▶ _What you need to do_:
Which lines contain the string "Fabricación"? Please list every one of them.

▶ _Dataset_:
★ ★ ★ ★ ★ ★ ★

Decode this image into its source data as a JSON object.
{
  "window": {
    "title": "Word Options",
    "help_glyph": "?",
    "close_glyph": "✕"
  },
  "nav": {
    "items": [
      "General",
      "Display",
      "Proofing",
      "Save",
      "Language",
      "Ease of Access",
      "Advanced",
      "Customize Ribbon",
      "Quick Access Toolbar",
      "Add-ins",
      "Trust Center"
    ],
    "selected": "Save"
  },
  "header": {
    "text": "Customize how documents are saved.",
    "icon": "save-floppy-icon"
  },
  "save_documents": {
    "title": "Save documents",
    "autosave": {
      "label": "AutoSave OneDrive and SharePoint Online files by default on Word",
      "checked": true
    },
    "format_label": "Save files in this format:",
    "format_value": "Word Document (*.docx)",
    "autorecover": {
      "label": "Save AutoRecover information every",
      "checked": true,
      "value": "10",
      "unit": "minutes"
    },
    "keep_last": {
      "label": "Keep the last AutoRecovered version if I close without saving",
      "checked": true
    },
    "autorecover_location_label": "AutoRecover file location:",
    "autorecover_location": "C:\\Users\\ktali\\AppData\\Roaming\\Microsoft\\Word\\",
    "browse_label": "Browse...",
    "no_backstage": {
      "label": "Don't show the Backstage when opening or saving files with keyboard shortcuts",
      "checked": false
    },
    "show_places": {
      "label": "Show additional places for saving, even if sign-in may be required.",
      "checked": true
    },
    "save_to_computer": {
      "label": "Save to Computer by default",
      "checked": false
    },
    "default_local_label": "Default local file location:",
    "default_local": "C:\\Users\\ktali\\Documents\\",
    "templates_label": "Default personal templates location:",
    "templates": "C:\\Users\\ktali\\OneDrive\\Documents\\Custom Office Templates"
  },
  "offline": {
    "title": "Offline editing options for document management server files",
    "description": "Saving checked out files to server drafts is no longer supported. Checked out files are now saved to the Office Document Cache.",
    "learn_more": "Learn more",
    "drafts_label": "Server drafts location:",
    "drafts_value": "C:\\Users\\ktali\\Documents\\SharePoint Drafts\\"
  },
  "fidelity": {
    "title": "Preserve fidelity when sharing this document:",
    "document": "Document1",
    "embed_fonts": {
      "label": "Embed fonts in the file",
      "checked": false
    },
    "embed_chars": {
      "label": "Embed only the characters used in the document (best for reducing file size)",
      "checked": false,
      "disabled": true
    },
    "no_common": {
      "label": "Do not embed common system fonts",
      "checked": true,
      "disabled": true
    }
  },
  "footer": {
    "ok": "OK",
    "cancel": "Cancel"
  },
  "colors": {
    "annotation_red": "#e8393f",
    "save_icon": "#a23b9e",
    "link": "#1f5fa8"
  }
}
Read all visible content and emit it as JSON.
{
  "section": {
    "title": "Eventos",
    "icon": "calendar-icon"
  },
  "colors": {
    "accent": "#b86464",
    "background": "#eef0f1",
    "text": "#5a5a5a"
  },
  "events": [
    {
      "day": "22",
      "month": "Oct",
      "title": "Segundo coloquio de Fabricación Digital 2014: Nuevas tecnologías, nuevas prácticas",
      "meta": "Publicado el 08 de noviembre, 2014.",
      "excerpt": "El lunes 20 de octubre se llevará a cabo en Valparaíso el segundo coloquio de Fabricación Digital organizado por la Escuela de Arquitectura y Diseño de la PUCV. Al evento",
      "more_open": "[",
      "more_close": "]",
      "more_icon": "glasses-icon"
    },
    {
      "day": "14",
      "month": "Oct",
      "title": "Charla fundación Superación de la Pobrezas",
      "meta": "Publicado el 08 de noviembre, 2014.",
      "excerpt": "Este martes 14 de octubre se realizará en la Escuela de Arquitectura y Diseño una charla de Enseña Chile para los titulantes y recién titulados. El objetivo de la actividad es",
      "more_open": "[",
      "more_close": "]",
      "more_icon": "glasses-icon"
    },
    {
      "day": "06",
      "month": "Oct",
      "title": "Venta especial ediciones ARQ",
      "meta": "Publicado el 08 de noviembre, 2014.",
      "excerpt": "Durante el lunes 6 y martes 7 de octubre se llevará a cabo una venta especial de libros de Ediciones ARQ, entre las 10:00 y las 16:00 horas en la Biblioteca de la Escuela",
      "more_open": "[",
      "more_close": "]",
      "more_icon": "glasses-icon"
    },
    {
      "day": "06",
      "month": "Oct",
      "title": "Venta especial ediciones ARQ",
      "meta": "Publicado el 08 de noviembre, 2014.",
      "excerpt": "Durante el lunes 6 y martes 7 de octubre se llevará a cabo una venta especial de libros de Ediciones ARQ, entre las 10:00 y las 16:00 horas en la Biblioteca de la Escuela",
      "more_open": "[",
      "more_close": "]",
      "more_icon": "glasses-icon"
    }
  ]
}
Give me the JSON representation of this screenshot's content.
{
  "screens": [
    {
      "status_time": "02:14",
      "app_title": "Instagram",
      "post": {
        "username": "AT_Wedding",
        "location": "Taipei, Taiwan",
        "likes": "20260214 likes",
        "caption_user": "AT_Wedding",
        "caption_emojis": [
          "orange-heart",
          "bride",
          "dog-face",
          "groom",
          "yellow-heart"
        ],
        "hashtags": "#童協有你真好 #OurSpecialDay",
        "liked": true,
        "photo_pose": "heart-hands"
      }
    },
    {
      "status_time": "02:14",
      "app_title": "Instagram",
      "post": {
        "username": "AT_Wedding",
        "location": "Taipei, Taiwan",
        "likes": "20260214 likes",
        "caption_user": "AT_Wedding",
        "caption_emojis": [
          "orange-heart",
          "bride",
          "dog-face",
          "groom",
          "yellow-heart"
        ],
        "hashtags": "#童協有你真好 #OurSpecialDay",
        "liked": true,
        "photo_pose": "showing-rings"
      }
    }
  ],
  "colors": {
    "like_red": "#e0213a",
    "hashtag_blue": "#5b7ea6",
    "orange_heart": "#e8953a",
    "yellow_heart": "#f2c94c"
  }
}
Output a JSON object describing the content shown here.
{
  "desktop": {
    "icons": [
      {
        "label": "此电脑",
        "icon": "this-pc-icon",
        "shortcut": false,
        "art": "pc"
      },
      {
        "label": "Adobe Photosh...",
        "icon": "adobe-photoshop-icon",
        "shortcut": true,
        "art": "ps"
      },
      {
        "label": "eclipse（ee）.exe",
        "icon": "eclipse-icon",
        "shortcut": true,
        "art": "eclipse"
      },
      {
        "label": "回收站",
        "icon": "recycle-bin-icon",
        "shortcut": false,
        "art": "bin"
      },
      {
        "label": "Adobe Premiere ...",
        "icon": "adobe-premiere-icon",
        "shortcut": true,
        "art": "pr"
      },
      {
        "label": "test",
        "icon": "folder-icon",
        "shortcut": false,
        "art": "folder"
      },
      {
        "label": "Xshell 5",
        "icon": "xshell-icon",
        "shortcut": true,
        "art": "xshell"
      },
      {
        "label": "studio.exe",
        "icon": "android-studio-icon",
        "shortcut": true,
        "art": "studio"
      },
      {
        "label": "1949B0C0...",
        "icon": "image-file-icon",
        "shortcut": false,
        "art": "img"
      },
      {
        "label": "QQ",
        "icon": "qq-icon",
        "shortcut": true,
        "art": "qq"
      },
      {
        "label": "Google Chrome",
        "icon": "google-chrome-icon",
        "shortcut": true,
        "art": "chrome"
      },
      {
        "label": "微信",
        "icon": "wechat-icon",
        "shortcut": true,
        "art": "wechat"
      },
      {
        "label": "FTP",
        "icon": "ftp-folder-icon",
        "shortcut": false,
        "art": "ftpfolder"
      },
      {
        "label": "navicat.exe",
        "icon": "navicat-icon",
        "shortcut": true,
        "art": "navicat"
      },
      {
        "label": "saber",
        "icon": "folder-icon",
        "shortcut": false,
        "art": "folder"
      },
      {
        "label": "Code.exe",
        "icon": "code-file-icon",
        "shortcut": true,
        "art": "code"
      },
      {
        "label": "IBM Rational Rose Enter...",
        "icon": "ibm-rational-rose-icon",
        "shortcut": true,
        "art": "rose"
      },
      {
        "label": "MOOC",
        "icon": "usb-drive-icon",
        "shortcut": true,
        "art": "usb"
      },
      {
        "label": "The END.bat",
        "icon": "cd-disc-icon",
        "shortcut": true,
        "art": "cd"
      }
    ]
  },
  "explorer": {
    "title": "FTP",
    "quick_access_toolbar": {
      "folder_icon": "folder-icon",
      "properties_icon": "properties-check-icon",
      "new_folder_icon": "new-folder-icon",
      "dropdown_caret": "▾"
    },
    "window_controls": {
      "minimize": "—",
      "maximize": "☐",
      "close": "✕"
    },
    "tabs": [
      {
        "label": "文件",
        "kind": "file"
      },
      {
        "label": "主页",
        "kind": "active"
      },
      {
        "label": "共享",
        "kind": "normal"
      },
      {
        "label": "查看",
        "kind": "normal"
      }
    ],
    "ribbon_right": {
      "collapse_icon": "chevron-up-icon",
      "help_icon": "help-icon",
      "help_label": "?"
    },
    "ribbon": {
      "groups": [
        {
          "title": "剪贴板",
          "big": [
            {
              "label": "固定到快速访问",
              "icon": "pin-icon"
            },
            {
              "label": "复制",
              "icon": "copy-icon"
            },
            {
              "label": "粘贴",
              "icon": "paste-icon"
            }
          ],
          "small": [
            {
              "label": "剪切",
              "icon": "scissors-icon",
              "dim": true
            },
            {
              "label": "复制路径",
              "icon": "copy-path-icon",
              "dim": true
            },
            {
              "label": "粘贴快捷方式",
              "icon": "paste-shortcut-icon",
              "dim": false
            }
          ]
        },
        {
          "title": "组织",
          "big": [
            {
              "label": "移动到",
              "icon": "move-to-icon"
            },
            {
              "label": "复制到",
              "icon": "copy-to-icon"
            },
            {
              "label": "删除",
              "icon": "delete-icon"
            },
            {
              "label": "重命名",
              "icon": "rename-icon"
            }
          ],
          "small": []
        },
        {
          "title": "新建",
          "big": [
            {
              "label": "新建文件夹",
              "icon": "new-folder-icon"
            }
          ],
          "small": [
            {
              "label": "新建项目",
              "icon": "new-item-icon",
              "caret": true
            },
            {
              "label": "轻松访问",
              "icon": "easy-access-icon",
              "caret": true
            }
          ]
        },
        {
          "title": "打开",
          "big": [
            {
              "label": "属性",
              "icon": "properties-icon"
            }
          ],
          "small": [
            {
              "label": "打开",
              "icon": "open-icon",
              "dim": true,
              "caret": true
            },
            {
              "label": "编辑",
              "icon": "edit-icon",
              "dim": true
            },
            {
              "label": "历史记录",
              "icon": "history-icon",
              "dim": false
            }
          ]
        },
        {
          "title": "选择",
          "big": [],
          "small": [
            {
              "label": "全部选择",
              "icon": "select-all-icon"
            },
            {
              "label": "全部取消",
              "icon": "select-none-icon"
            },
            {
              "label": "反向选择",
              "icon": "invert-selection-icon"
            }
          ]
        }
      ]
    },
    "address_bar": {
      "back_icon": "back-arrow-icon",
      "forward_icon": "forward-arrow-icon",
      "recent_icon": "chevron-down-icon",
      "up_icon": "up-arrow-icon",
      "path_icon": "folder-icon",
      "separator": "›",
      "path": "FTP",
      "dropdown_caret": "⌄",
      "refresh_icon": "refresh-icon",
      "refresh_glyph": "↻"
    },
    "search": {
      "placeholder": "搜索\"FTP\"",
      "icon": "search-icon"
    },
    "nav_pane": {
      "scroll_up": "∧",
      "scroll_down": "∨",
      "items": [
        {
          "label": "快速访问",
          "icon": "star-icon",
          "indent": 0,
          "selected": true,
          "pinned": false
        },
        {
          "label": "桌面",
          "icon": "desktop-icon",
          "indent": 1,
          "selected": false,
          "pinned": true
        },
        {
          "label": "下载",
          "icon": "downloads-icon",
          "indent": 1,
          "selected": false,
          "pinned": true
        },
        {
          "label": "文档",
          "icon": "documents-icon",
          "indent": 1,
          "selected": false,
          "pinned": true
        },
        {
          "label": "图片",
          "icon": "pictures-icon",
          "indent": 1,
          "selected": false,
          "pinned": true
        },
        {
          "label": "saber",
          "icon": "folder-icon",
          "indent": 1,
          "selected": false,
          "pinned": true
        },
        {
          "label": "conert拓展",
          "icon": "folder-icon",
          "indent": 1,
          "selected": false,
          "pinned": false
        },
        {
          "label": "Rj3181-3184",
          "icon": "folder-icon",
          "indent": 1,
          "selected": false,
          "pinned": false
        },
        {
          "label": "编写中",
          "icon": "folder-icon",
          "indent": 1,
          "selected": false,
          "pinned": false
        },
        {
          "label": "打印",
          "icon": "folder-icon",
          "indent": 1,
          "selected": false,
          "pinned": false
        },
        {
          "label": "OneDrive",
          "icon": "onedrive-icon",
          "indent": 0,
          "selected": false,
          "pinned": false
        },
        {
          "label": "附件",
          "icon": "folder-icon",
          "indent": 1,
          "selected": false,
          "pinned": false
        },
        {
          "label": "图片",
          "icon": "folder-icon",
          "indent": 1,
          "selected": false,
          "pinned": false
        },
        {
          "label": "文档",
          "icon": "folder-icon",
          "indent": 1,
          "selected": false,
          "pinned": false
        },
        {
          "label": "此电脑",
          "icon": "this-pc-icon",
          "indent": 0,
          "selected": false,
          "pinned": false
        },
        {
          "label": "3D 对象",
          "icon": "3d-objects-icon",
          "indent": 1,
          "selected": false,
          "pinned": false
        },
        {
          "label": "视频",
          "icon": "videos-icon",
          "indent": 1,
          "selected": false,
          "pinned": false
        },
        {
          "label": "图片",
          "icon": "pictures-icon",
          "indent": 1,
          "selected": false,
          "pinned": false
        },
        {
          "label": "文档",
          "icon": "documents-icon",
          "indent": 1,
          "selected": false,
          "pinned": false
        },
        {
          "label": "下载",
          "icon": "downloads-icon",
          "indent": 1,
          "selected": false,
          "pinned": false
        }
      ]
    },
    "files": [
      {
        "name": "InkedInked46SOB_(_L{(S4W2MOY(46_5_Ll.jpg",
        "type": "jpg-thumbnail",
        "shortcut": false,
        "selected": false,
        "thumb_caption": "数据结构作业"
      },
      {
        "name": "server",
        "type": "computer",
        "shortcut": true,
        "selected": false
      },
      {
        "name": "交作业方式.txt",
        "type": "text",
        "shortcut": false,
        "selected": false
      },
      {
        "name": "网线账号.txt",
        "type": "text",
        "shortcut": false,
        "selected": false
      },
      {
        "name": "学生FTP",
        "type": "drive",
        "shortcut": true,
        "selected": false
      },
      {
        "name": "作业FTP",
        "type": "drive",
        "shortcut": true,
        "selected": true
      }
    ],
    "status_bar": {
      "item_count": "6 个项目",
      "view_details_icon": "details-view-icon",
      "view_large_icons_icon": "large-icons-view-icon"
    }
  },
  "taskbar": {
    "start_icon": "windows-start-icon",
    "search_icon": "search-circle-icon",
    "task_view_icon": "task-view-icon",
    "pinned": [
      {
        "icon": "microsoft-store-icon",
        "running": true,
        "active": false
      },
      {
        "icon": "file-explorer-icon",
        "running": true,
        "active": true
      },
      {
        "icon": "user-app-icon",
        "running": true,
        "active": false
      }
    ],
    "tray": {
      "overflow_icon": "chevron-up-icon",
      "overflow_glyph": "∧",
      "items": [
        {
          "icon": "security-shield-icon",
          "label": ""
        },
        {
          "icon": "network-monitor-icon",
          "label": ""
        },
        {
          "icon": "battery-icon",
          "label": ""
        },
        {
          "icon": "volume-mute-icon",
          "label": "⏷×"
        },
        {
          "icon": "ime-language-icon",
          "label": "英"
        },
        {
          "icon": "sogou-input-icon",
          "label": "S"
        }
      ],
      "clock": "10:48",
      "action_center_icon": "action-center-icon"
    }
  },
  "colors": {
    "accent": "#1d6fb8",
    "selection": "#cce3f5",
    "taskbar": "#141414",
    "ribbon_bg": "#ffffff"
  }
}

★ ★ ★ ★ ★ ★ ★

▶ _Output_:
      "title": "Segundo coloquio de Fabricación Digital 2014: Nuevas tecnologías, nuevas prácticas",
      "excerpt": "El lunes 20 de octubre se llevará a cabo en Valparaíso el segundo coloquio de Fabricación Digital organizado por la Escuela de Arquitectura y Diseño de la PUCV. Al evento",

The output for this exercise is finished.